_WHAT IS ASKED_
Wherever a line holds the word "this", copy that line out.

_ENTRIES SUPPLIED_

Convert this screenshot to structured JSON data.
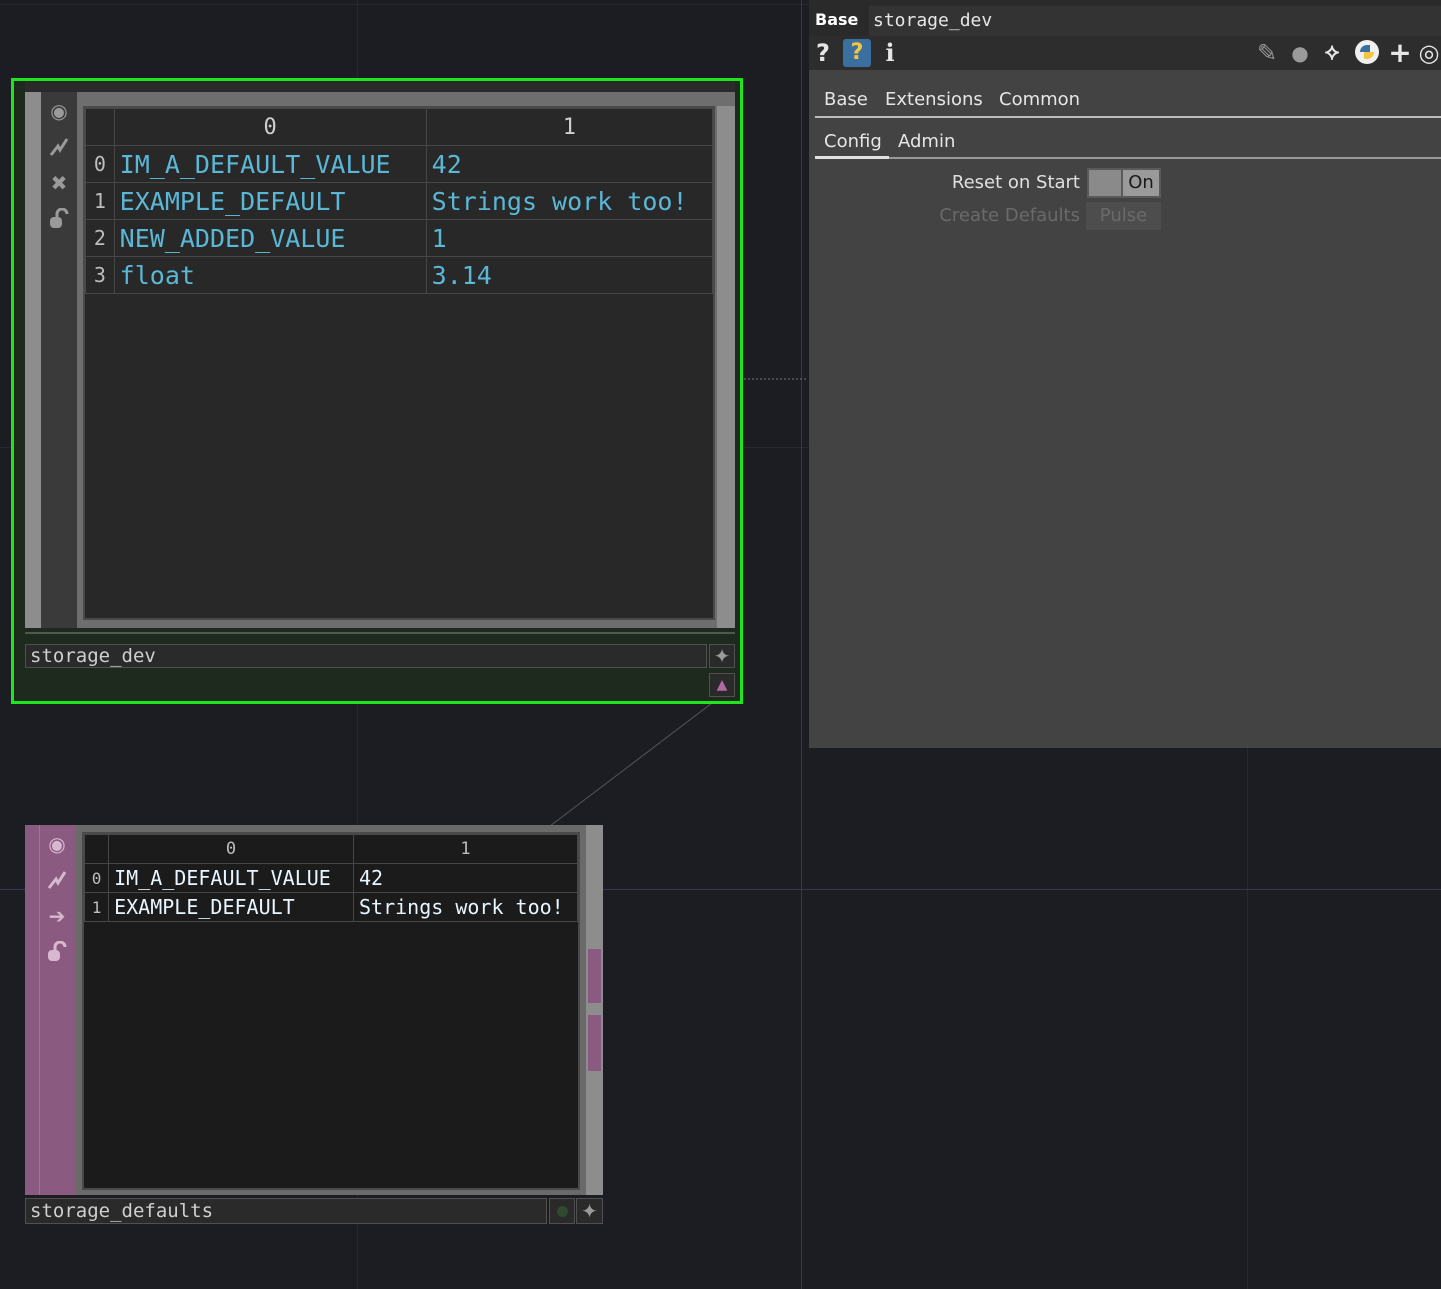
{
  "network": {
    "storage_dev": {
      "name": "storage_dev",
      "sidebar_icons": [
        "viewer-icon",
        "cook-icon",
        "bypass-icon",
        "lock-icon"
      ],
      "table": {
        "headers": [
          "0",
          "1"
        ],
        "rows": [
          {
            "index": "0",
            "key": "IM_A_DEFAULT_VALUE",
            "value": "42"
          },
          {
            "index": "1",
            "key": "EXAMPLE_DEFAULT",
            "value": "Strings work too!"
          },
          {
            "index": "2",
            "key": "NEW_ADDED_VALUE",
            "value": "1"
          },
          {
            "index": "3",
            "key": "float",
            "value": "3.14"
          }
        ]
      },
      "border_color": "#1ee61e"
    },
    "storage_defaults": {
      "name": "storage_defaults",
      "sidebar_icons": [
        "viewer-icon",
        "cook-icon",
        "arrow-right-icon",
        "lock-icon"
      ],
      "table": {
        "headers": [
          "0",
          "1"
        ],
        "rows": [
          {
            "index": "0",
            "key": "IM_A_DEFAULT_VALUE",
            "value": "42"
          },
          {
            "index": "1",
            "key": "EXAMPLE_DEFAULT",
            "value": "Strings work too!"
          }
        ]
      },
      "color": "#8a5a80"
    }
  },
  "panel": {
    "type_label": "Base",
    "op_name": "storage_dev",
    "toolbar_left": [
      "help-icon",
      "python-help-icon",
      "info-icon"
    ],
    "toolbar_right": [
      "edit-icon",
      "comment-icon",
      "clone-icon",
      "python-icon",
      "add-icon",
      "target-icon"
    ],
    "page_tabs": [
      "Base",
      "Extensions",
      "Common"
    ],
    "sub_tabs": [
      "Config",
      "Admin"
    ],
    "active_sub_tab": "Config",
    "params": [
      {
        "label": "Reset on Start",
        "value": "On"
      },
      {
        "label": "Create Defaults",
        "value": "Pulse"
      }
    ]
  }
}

* * *

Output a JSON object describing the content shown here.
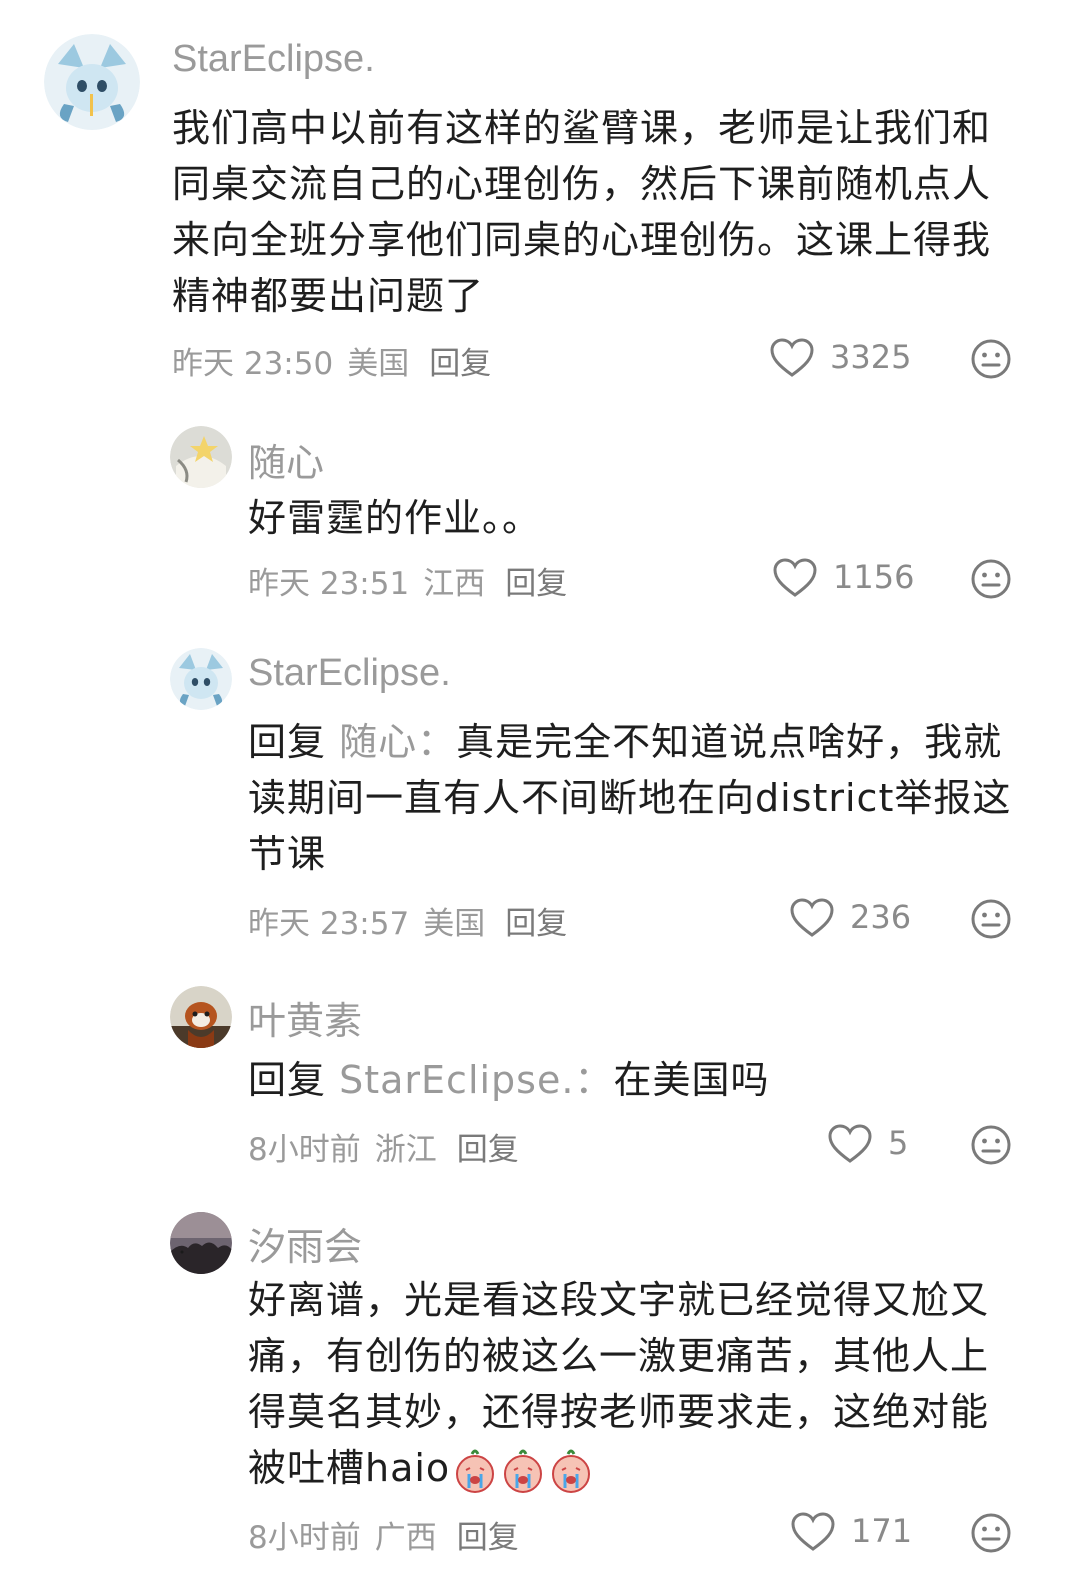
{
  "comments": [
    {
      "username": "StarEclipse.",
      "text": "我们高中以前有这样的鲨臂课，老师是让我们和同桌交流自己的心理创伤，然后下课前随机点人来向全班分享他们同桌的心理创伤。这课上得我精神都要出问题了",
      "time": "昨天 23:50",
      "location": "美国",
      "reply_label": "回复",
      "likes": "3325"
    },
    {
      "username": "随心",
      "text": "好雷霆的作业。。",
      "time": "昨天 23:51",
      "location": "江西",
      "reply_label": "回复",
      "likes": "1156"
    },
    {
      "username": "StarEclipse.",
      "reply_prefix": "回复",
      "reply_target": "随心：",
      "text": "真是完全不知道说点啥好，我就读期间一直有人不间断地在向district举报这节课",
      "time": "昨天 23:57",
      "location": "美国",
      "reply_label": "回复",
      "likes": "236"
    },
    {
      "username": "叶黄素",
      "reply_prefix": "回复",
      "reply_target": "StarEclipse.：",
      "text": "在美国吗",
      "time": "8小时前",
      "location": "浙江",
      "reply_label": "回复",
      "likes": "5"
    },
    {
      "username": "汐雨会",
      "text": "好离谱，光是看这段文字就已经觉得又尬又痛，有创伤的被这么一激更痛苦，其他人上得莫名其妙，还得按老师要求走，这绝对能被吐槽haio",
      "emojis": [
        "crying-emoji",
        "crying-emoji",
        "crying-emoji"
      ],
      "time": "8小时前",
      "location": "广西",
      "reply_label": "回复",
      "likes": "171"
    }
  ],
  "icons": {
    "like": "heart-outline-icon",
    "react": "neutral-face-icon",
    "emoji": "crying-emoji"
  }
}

* * *

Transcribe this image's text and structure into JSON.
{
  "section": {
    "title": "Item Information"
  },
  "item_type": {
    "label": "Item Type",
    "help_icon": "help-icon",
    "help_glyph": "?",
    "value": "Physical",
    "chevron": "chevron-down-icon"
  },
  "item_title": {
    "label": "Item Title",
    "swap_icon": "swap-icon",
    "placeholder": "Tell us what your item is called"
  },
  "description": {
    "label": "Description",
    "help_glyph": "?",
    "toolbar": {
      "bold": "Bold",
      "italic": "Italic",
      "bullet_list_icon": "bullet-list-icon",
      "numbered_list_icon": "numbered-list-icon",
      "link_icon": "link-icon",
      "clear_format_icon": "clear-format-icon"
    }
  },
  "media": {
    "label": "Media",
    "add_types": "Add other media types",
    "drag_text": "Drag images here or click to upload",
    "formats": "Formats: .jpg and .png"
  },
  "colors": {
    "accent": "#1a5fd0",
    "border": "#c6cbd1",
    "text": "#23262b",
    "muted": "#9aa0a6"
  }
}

_RESULT OF THE EXERCISE_
Convert this screenshot to structured JSON data.
Transcribe this image's text and structure into JSON.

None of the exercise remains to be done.